Given data ▸
::::
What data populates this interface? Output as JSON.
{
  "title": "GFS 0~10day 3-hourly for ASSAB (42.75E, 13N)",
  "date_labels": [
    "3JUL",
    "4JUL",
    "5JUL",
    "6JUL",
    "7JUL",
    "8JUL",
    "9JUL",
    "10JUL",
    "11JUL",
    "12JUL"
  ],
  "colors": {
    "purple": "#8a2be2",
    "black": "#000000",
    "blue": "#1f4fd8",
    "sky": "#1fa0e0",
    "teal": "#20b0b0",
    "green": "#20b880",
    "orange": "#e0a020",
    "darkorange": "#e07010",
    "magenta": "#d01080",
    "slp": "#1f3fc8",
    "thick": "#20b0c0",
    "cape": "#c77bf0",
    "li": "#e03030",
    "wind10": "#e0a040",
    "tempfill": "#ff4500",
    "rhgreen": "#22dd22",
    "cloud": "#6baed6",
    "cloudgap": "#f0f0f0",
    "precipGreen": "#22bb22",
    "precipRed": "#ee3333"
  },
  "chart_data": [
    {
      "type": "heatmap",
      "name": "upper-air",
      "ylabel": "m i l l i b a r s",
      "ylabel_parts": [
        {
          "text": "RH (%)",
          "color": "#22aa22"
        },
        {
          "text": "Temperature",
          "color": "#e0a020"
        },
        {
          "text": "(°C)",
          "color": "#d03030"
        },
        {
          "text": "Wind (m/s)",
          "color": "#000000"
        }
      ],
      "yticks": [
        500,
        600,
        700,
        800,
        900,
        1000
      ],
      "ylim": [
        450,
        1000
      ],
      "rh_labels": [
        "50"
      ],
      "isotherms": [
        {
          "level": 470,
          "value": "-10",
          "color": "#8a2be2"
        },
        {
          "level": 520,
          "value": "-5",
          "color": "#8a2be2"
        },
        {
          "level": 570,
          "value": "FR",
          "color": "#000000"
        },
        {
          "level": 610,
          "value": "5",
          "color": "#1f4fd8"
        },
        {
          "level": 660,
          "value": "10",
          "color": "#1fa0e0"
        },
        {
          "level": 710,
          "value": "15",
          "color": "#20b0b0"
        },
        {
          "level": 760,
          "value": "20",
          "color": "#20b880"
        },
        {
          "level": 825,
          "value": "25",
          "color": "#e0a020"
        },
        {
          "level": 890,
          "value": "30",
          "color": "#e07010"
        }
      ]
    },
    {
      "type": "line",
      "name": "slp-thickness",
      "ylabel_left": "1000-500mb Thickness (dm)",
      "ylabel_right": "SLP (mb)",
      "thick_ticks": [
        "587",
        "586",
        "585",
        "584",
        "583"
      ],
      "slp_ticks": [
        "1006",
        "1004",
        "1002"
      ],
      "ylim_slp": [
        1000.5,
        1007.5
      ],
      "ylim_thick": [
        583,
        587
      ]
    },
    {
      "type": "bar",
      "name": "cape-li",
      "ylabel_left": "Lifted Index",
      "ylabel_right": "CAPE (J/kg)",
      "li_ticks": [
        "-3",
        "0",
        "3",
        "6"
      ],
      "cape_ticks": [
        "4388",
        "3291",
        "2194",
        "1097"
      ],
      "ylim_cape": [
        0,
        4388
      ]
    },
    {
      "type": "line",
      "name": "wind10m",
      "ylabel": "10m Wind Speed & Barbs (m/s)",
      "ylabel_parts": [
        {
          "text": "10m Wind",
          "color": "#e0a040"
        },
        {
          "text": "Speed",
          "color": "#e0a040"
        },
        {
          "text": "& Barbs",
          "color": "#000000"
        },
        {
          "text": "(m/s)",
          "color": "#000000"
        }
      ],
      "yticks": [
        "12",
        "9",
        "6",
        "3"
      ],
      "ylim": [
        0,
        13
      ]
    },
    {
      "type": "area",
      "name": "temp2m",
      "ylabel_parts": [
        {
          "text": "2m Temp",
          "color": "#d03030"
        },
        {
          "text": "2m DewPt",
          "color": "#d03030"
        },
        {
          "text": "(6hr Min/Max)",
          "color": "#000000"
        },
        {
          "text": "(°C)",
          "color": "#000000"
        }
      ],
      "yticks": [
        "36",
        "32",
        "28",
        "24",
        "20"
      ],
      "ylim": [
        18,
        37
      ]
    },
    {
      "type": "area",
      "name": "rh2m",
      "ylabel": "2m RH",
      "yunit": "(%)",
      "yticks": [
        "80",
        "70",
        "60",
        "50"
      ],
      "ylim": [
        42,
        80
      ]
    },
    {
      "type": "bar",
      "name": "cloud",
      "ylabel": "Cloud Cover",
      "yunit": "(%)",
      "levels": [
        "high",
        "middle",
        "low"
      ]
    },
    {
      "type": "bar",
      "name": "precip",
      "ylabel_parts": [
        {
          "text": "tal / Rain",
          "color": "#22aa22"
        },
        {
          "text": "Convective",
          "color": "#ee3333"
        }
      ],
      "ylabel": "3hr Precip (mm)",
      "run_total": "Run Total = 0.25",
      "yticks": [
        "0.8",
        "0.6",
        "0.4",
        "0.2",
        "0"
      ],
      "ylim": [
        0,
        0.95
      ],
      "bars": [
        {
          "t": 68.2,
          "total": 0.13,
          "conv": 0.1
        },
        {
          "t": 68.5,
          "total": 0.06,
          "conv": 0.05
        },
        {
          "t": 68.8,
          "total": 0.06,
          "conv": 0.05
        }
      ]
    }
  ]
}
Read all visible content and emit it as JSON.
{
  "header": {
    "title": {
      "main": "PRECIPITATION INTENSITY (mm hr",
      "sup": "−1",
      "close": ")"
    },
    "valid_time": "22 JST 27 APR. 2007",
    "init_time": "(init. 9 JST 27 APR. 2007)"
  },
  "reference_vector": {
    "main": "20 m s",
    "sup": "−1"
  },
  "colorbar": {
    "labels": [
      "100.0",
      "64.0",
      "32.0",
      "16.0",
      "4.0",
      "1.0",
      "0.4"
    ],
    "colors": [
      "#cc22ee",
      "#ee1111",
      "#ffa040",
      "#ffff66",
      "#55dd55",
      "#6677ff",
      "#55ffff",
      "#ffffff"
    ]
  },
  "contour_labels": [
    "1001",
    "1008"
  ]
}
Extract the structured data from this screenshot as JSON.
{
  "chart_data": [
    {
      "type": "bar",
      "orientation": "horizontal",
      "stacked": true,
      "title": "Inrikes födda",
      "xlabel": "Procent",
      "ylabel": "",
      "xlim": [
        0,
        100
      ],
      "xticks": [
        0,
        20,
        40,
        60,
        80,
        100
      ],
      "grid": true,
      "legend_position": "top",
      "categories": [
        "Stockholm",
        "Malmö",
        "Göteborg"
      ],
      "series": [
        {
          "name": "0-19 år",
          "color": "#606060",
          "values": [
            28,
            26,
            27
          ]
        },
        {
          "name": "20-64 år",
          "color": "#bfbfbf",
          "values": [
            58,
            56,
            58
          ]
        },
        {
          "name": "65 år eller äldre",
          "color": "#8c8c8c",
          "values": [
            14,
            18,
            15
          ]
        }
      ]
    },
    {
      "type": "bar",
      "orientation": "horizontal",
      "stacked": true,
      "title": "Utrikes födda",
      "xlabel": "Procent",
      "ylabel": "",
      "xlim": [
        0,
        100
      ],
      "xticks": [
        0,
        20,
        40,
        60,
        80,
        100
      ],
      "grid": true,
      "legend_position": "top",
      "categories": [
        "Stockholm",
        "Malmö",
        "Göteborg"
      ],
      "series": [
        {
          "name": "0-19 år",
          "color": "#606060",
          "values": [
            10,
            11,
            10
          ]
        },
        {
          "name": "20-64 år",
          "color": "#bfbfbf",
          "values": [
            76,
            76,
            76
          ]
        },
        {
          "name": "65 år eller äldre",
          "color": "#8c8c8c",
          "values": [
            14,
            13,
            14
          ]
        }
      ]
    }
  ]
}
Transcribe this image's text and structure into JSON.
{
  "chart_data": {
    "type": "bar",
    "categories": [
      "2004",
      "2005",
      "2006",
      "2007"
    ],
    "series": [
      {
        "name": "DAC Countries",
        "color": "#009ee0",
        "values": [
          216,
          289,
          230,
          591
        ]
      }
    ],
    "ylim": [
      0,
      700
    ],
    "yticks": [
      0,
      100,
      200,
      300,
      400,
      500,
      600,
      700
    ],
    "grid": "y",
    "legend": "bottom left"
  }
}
::::
Instructions to follow ▸
List all lines holding the string "JSON".

Written response ▸
What data populates this interface? Output as JSON.
Read all visible content and emit it as JSON.
Extract the structured data from this screenshot as JSON.
Transcribe this image's text and structure into JSON.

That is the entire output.